** begin Data for this task **
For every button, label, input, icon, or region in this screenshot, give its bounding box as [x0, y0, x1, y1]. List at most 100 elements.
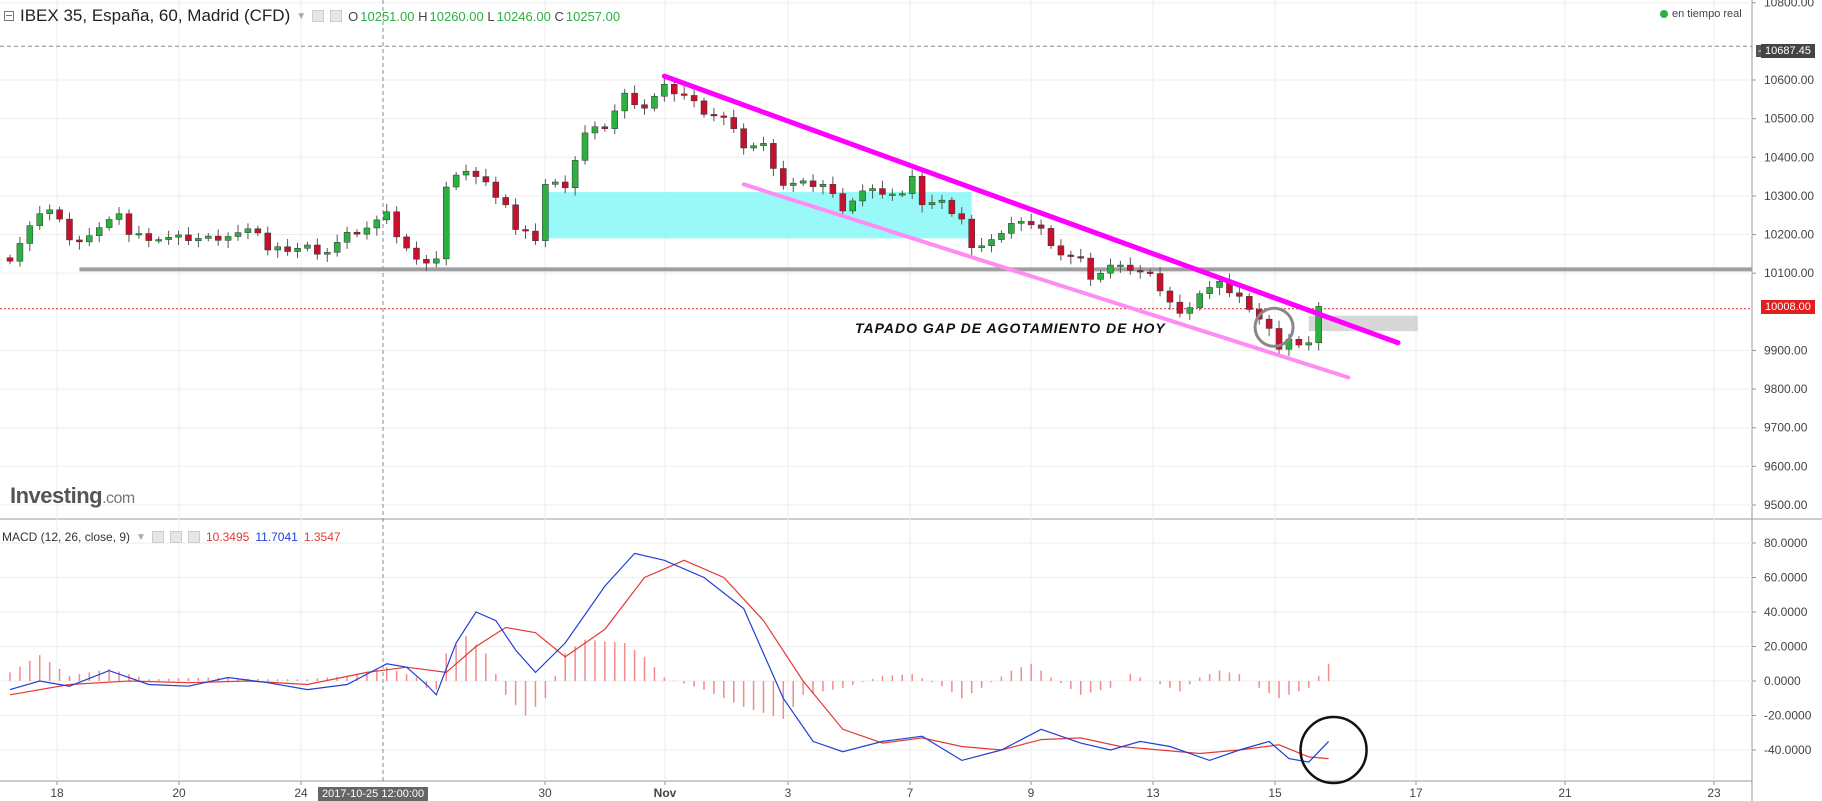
candle-body	[234, 232, 242, 237]
macd-title[interactable]: MACD (12, 26, close, 9)	[2, 530, 131, 544]
candle-body	[552, 181, 559, 185]
candle-body	[274, 246, 281, 251]
candle-body	[899, 193, 906, 196]
candle-body	[492, 181, 500, 198]
candle-body	[819, 184, 827, 187]
candle-body	[472, 170, 480, 177]
candle-body	[651, 95, 658, 109]
candle-body	[46, 209, 53, 214]
candle-body	[1196, 293, 1203, 308]
candle-body	[1246, 296, 1253, 310]
low-label: L	[487, 8, 495, 24]
macd-value: 10.3495	[205, 530, 250, 544]
candle-body	[522, 229, 529, 232]
candle-body	[690, 95, 698, 102]
candle-body	[839, 193, 847, 212]
lower-trendline	[741, 182, 1351, 380]
chevron-down-icon[interactable]: ▼	[296, 10, 307, 22]
macd-y-tick-label: 80.0000	[1764, 536, 1808, 550]
candle-body	[175, 234, 182, 238]
candle-body	[591, 126, 599, 134]
candle-body	[1057, 245, 1065, 256]
candle-body	[353, 231, 361, 235]
macd-y-tick-label: 20.0000	[1764, 640, 1808, 654]
candle-body	[373, 219, 381, 229]
candle-body	[502, 197, 509, 206]
candle-body	[859, 190, 866, 202]
symbol-title[interactable]: IBEX 35, España, 60, Madrid (CFD)	[20, 6, 291, 25]
y-tick-label: 10400.00	[1764, 150, 1814, 164]
candle-body	[125, 213, 133, 235]
candle-body	[1027, 221, 1035, 226]
y-tick-label: 10100.00	[1764, 266, 1814, 280]
candle-body	[1047, 228, 1055, 246]
candle-body	[799, 180, 807, 184]
candle-body	[1067, 254, 1075, 257]
candle-body	[1236, 292, 1243, 297]
candle-body	[324, 252, 331, 255]
candle-body	[333, 242, 341, 253]
y-tick-label: 9800.00	[1764, 382, 1808, 396]
x-tick-label: 9	[1028, 786, 1035, 800]
candle-body	[363, 227, 371, 235]
settings-icon[interactable]	[312, 10, 325, 22]
candle-body	[1206, 287, 1213, 294]
candle-body	[928, 202, 936, 206]
candle-body	[135, 233, 143, 236]
ohlc-values: O 10251.00 H 10260.00 L 10246.00 C 10257.00	[348, 9, 620, 24]
upper-trendline	[661, 73, 1401, 346]
macd-y-tick-label: -40.0000	[1764, 743, 1812, 757]
candle-body	[26, 225, 34, 244]
macd-close-icon[interactable]	[187, 531, 200, 543]
last-price-tag: 10008.00	[1761, 300, 1815, 314]
candle-body	[423, 259, 430, 264]
signal-value: 11.7041	[255, 530, 298, 544]
candle-body	[284, 246, 291, 252]
candle-body	[76, 239, 83, 243]
candle-body	[294, 248, 301, 252]
high-label: H	[418, 8, 428, 24]
candle-body	[889, 193, 896, 196]
y-tick-label: 9900.00	[1764, 343, 1808, 357]
candle-body	[95, 227, 103, 236]
crossover-circle	[1299, 715, 1368, 785]
candle-body	[155, 239, 162, 242]
candle-body	[948, 199, 956, 214]
candle-body	[671, 84, 678, 95]
candle-body	[383, 211, 390, 221]
macd-histogram	[9, 636, 1330, 719]
open-value: 10251.00	[360, 8, 415, 24]
candle-body	[581, 132, 589, 161]
candle-body	[908, 175, 916, 194]
x-tick-label: 7	[907, 786, 914, 800]
y-tick-label: 9700.00	[1764, 421, 1808, 435]
candle-body	[1186, 307, 1194, 314]
y-tick-label: 10300.00	[1764, 189, 1814, 203]
candle-body	[86, 235, 93, 243]
candle-body	[224, 236, 232, 241]
open-label: O	[348, 8, 359, 24]
collapse-icon[interactable]	[4, 11, 14, 21]
candle-body	[56, 209, 63, 220]
macd-settings-icon[interactable]	[169, 531, 182, 543]
y-tick-label: 9600.00	[1764, 459, 1808, 473]
candle-body	[105, 219, 113, 228]
macd-chevron-down-icon[interactable]: ▼	[136, 531, 146, 543]
candle-body	[214, 235, 222, 241]
x-tick-label: 20	[172, 786, 186, 800]
candle-body	[1265, 318, 1273, 329]
candle-body	[958, 213, 966, 220]
macd-visibility-icon[interactable]	[151, 531, 164, 543]
format-icon[interactable]	[330, 10, 343, 22]
candle-body	[165, 237, 172, 240]
candle-body	[16, 243, 24, 262]
candles	[6, 77, 1322, 356]
y-tick-label: 10500.00	[1764, 112, 1814, 126]
low-value: 10246.00	[496, 8, 551, 24]
gap-circle	[1253, 306, 1295, 348]
candle-body	[185, 234, 192, 241]
macd-line	[9, 552, 1330, 763]
candle-body	[770, 143, 777, 169]
realtime-label: en tiempo real	[1672, 8, 1742, 20]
** end Data for this task **
= Your goal =
Extract every line of the material above without any alteration, leaving out the picture.

= Answer to this exercise =
For every button, label, input, icon, or region in this screenshot, give its bounding box as [x0, y0, x1, y1]. List at most 100 elements.
candle-body	[234, 232, 242, 237]
macd-title[interactable]: MACD (12, 26, close, 9)	[2, 530, 131, 544]
candle-body	[552, 181, 559, 185]
candle-body	[274, 246, 281, 251]
candle-body	[899, 193, 906, 196]
candle-body	[492, 181, 500, 198]
candle-body	[819, 184, 827, 187]
candle-body	[472, 170, 480, 177]
candle-body	[651, 95, 658, 109]
candle-body	[46, 209, 53, 214]
candle-body	[1196, 293, 1203, 308]
candle-body	[1246, 296, 1253, 310]
low-label: L	[487, 8, 495, 24]
macd-value: 10.3495	[205, 530, 250, 544]
candle-body	[522, 229, 529, 232]
candle-body	[690, 95, 698, 102]
candle-body	[839, 193, 847, 212]
lower-trendline	[741, 182, 1351, 380]
chevron-down-icon[interactable]: ▼	[296, 10, 307, 22]
macd-y-tick-label: 80.0000	[1764, 536, 1808, 550]
candle-body	[175, 234, 182, 238]
candle-body	[591, 126, 599, 134]
candle-body	[1057, 245, 1065, 256]
candle-body	[353, 231, 361, 235]
macd-y-tick-label: 20.0000	[1764, 640, 1808, 654]
candle-body	[373, 219, 381, 229]
candle-body	[502, 197, 509, 206]
candle-body	[859, 190, 866, 202]
symbol-title[interactable]: IBEX 35, España, 60, Madrid (CFD)	[20, 6, 291, 25]
y-tick-label: 10400.00	[1764, 150, 1814, 164]
candle-body	[125, 213, 133, 235]
candle-body	[1027, 221, 1035, 226]
y-tick-label: 10100.00	[1764, 266, 1814, 280]
candle-body	[1047, 228, 1055, 246]
candle-body	[799, 180, 807, 184]
candle-body	[1067, 254, 1075, 257]
candle-body	[1236, 292, 1243, 297]
candle-body	[324, 252, 331, 255]
candle-body	[333, 242, 341, 253]
y-tick-label: 9800.00	[1764, 382, 1808, 396]
x-tick-label: 9	[1028, 786, 1035, 800]
candle-body	[363, 227, 371, 235]
settings-icon[interactable]	[312, 10, 325, 22]
candle-body	[1206, 287, 1213, 294]
candle-body	[928, 202, 936, 206]
candle-body	[135, 233, 143, 236]
ohlc-values: O 10251.00 H 10260.00 L 10246.00 C 10257.00	[348, 9, 620, 24]
upper-trendline	[661, 73, 1401, 346]
macd-y-tick-label: -40.0000	[1764, 743, 1812, 757]
candle-body	[26, 225, 34, 244]
macd-close-icon[interactable]	[187, 531, 200, 543]
last-price-tag: 10008.00	[1761, 300, 1815, 314]
candle-body	[423, 259, 430, 264]
signal-value: 11.7041	[255, 530, 298, 544]
candle-body	[284, 246, 291, 252]
candle-body	[76, 239, 83, 243]
candle-body	[294, 248, 301, 252]
high-label: H	[418, 8, 428, 24]
candle-body	[889, 193, 896, 196]
y-tick-label: 9900.00	[1764, 343, 1808, 357]
candle-body	[95, 227, 103, 236]
crossover-circle	[1299, 715, 1368, 785]
candle-body	[155, 239, 162, 242]
candle-body	[948, 199, 956, 214]
candle-body	[671, 84, 678, 95]
candle-body	[383, 211, 390, 221]
macd-histogram	[9, 636, 1330, 719]
open-value: 10251.00	[360, 8, 415, 24]
candle-body	[581, 132, 589, 161]
candle-body	[908, 175, 916, 194]
x-tick-label: 7	[907, 786, 914, 800]
y-tick-label: 9700.00	[1764, 421, 1808, 435]
candle-body	[1186, 307, 1194, 314]
y-tick-label: 10300.00	[1764, 189, 1814, 203]
candle-body	[86, 235, 93, 243]
candle-body	[224, 236, 232, 241]
open-label: O	[348, 8, 359, 24]
collapse-icon[interactable]	[4, 11, 14, 21]
candle-body	[56, 209, 63, 220]
macd-settings-icon[interactable]	[169, 531, 182, 543]
y-tick-label: 9600.00	[1764, 459, 1808, 473]
candle-body	[105, 219, 113, 228]
macd-chevron-down-icon[interactable]: ▼	[136, 531, 146, 543]
candle-body	[214, 235, 222, 241]
x-tick-label: 20	[172, 786, 186, 800]
candle-body	[1265, 318, 1273, 329]
candle-body	[958, 213, 966, 220]
macd-visibility-icon[interactable]	[151, 531, 164, 543]
format-icon[interactable]	[330, 10, 343, 22]
candle-body	[165, 237, 172, 240]
candle-body	[16, 243, 24, 262]
candles	[6, 77, 1322, 356]
y-tick-label: 10500.00	[1764, 112, 1814, 126]
low-value: 10246.00	[496, 8, 551, 24]
gap-circle	[1253, 306, 1295, 348]
candle-body	[185, 234, 192, 241]
macd-line	[9, 552, 1330, 763]
candle-body	[770, 143, 777, 169]
realtime-label: en tiempo real	[1672, 8, 1742, 20]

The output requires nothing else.